■ Data for this exercise ■
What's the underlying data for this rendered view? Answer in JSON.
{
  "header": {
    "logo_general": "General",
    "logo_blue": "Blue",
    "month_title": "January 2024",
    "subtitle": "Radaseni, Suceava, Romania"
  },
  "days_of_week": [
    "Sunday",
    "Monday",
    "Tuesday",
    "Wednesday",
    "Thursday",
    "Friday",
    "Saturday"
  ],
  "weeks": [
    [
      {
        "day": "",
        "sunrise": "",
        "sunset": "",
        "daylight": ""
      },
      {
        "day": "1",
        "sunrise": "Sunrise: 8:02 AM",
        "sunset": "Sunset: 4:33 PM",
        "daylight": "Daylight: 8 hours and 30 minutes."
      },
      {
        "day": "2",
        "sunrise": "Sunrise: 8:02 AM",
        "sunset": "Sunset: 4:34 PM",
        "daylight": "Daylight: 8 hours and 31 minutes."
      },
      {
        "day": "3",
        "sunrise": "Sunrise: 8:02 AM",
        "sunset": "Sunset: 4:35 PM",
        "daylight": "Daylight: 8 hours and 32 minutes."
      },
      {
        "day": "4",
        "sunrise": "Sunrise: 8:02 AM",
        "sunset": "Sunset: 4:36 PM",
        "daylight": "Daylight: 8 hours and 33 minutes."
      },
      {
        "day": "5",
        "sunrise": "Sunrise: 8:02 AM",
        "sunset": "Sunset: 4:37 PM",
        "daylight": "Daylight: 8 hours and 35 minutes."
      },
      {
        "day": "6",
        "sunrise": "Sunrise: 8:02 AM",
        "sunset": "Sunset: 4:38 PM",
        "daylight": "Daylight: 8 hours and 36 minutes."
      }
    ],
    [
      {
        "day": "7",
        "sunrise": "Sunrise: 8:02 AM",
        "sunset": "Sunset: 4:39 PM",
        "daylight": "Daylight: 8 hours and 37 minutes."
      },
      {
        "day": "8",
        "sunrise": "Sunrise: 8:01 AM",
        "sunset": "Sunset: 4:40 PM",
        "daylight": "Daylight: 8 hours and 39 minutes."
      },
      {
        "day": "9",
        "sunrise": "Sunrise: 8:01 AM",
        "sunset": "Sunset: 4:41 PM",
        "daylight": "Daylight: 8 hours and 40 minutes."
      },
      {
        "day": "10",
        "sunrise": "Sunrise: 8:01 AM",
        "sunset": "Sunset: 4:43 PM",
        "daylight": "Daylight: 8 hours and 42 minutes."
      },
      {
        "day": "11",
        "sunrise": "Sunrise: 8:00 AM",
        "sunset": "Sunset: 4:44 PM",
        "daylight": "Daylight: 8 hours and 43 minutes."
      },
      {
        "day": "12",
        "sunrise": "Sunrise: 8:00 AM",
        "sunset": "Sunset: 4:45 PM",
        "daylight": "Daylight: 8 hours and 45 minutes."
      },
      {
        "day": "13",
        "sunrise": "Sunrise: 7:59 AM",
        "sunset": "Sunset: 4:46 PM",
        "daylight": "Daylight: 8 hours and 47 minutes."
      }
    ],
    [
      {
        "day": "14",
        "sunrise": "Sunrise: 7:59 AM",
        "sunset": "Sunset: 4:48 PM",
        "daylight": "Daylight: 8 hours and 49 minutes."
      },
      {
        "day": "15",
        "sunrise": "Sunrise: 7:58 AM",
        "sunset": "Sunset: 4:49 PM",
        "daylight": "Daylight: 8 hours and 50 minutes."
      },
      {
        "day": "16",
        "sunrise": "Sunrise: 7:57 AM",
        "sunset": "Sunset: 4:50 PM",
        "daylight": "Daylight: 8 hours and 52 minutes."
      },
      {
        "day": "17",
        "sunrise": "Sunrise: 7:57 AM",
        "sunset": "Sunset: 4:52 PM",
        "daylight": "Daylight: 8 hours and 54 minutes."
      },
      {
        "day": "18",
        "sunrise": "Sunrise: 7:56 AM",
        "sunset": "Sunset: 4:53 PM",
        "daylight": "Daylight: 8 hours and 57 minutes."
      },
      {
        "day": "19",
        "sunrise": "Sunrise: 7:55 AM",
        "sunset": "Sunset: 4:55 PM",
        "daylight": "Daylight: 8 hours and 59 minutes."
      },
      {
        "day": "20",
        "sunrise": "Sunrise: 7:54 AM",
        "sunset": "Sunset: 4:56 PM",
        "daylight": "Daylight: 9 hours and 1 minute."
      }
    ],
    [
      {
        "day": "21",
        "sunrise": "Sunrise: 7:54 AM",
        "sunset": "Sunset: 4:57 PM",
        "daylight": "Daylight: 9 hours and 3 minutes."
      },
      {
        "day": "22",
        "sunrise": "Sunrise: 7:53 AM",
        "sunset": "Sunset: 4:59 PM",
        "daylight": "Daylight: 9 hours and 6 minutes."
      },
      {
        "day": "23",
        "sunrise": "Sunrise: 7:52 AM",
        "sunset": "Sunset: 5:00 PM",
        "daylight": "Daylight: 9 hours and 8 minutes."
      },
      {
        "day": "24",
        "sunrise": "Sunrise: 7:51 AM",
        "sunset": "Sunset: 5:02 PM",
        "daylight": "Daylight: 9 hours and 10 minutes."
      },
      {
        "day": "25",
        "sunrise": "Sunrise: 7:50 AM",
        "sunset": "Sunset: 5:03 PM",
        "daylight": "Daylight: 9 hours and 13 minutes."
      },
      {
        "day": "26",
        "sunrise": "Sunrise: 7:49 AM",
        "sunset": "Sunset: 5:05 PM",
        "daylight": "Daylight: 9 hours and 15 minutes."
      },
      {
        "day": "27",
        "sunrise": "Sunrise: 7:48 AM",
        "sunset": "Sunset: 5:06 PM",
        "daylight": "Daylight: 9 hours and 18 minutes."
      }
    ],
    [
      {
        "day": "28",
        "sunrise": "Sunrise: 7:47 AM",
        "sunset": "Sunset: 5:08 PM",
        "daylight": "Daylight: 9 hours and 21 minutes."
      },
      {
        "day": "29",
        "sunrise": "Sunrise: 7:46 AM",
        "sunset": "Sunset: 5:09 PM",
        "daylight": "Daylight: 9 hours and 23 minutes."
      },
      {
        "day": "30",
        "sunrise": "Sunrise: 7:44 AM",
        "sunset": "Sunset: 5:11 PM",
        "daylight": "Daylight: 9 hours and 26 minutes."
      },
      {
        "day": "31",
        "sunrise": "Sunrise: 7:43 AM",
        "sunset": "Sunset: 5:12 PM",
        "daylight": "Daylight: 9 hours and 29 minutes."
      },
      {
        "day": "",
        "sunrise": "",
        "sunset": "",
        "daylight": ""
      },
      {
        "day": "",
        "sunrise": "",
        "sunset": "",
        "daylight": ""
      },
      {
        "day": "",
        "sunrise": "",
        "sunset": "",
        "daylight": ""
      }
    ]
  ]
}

■ Written problem ■
Set every line of the listing down word for word.

■ Solution for this exercise ■
What's the underlying data for this rendered view? Answer in JSON.
{
  "header": {
    "logo_general": "General",
    "logo_blue": "Blue",
    "month_title": "January 2024",
    "subtitle": "Radaseni, Suceava, Romania"
  },
  "days_of_week": [
    "Sunday",
    "Monday",
    "Tuesday",
    "Wednesday",
    "Thursday",
    "Friday",
    "Saturday"
  ],
  "weeks": [
    [
      {
        "day": "",
        "sunrise": "",
        "sunset": "",
        "daylight": ""
      },
      {
        "day": "1",
        "sunrise": "Sunrise: 8:02 AM",
        "sunset": "Sunset: 4:33 PM",
        "daylight": "Daylight: 8 hours and 30 minutes."
      },
      {
        "day": "2",
        "sunrise": "Sunrise: 8:02 AM",
        "sunset": "Sunset: 4:34 PM",
        "daylight": "Daylight: 8 hours and 31 minutes."
      },
      {
        "day": "3",
        "sunrise": "Sunrise: 8:02 AM",
        "sunset": "Sunset: 4:35 PM",
        "daylight": "Daylight: 8 hours and 32 minutes."
      },
      {
        "day": "4",
        "sunrise": "Sunrise: 8:02 AM",
        "sunset": "Sunset: 4:36 PM",
        "daylight": "Daylight: 8 hours and 33 minutes."
      },
      {
        "day": "5",
        "sunrise": "Sunrise: 8:02 AM",
        "sunset": "Sunset: 4:37 PM",
        "daylight": "Daylight: 8 hours and 35 minutes."
      },
      {
        "day": "6",
        "sunrise": "Sunrise: 8:02 AM",
        "sunset": "Sunset: 4:38 PM",
        "daylight": "Daylight: 8 hours and 36 minutes."
      }
    ],
    [
      {
        "day": "7",
        "sunrise": "Sunrise: 8:02 AM",
        "sunset": "Sunset: 4:39 PM",
        "daylight": "Daylight: 8 hours and 37 minutes."
      },
      {
        "day": "8",
        "sunrise": "Sunrise: 8:01 AM",
        "sunset": "Sunset: 4:40 PM",
        "daylight": "Daylight: 8 hours and 39 minutes."
      },
      {
        "day": "9",
        "sunrise": "Sunrise: 8:01 AM",
        "sunset": "Sunset: 4:41 PM",
        "daylight": "Daylight: 8 hours and 40 minutes."
      },
      {
        "day": "10",
        "sunrise": "Sunrise: 8:01 AM",
        "sunset": "Sunset: 4:43 PM",
        "daylight": "Daylight: 8 hours and 42 minutes."
      },
      {
        "day": "11",
        "sunrise": "Sunrise: 8:00 AM",
        "sunset": "Sunset: 4:44 PM",
        "daylight": "Daylight: 8 hours and 43 minutes."
      },
      {
        "day": "12",
        "sunrise": "Sunrise: 8:00 AM",
        "sunset": "Sunset: 4:45 PM",
        "daylight": "Daylight: 8 hours and 45 minutes."
      },
      {
        "day": "13",
        "sunrise": "Sunrise: 7:59 AM",
        "sunset": "Sunset: 4:46 PM",
        "daylight": "Daylight: 8 hours and 47 minutes."
      }
    ],
    [
      {
        "day": "14",
        "sunrise": "Sunrise: 7:59 AM",
        "sunset": "Sunset: 4:48 PM",
        "daylight": "Daylight: 8 hours and 49 minutes."
      },
      {
        "day": "15",
        "sunrise": "Sunrise: 7:58 AM",
        "sunset": "Sunset: 4:49 PM",
        "daylight": "Daylight: 8 hours and 50 minutes."
      },
      {
        "day": "16",
        "sunrise": "Sunrise: 7:57 AM",
        "sunset": "Sunset: 4:50 PM",
        "daylight": "Daylight: 8 hours and 52 minutes."
      },
      {
        "day": "17",
        "sunrise": "Sunrise: 7:57 AM",
        "sunset": "Sunset: 4:52 PM",
        "daylight": "Daylight: 8 hours and 54 minutes."
      },
      {
        "day": "18",
        "sunrise": "Sunrise: 7:56 AM",
        "sunset": "Sunset: 4:53 PM",
        "daylight": "Daylight: 8 hours and 57 minutes."
      },
      {
        "day": "19",
        "sunrise": "Sunrise: 7:55 AM",
        "sunset": "Sunset: 4:55 PM",
        "daylight": "Daylight: 8 hours and 59 minutes."
      },
      {
        "day": "20",
        "sunrise": "Sunrise: 7:54 AM",
        "sunset": "Sunset: 4:56 PM",
        "daylight": "Daylight: 9 hours and 1 minute."
      }
    ],
    [
      {
        "day": "21",
        "sunrise": "Sunrise: 7:54 AM",
        "sunset": "Sunset: 4:57 PM",
        "daylight": "Daylight: 9 hours and 3 minutes."
      },
      {
        "day": "22",
        "sunrise": "Sunrise: 7:53 AM",
        "sunset": "Sunset: 4:59 PM",
        "daylight": "Daylight: 9 hours and 6 minutes."
      },
      {
        "day": "23",
        "sunrise": "Sunrise: 7:52 AM",
        "sunset": "Sunset: 5:00 PM",
        "daylight": "Daylight: 9 hours and 8 minutes."
      },
      {
        "day": "24",
        "sunrise": "Sunrise: 7:51 AM",
        "sunset": "Sunset: 5:02 PM",
        "daylight": "Daylight: 9 hours and 10 minutes."
      },
      {
        "day": "25",
        "sunrise": "Sunrise: 7:50 AM",
        "sunset": "Sunset: 5:03 PM",
        "daylight": "Daylight: 9 hours and 13 minutes."
      },
      {
        "day": "26",
        "sunrise": "Sunrise: 7:49 AM",
        "sunset": "Sunset: 5:05 PM",
        "daylight": "Daylight: 9 hours and 15 minutes."
      },
      {
        "day": "27",
        "sunrise": "Sunrise: 7:48 AM",
        "sunset": "Sunset: 5:06 PM",
        "daylight": "Daylight: 9 hours and 18 minutes."
      }
    ],
    [
      {
        "day": "28",
        "sunrise": "Sunrise: 7:47 AM",
        "sunset": "Sunset: 5:08 PM",
        "daylight": "Daylight: 9 hours and 21 minutes."
      },
      {
        "day": "29",
        "sunrise": "Sunrise: 7:46 AM",
        "sunset": "Sunset: 5:09 PM",
        "daylight": "Daylight: 9 hours and 23 minutes."
      },
      {
        "day": "30",
        "sunrise": "Sunrise: 7:44 AM",
        "sunset": "Sunset: 5:11 PM",
        "daylight": "Daylight: 9 hours and 26 minutes."
      },
      {
        "day": "31",
        "sunrise": "Sunrise: 7:43 AM",
        "sunset": "Sunset: 5:12 PM",
        "daylight": "Daylight: 9 hours and 29 minutes."
      },
      {
        "day": "",
        "sunrise": "",
        "sunset": "",
        "daylight": ""
      },
      {
        "day": "",
        "sunrise": "",
        "sunset": "",
        "daylight": ""
      },
      {
        "day": "",
        "sunrise": "",
        "sunset": "",
        "daylight": ""
      }
    ]
  ]
}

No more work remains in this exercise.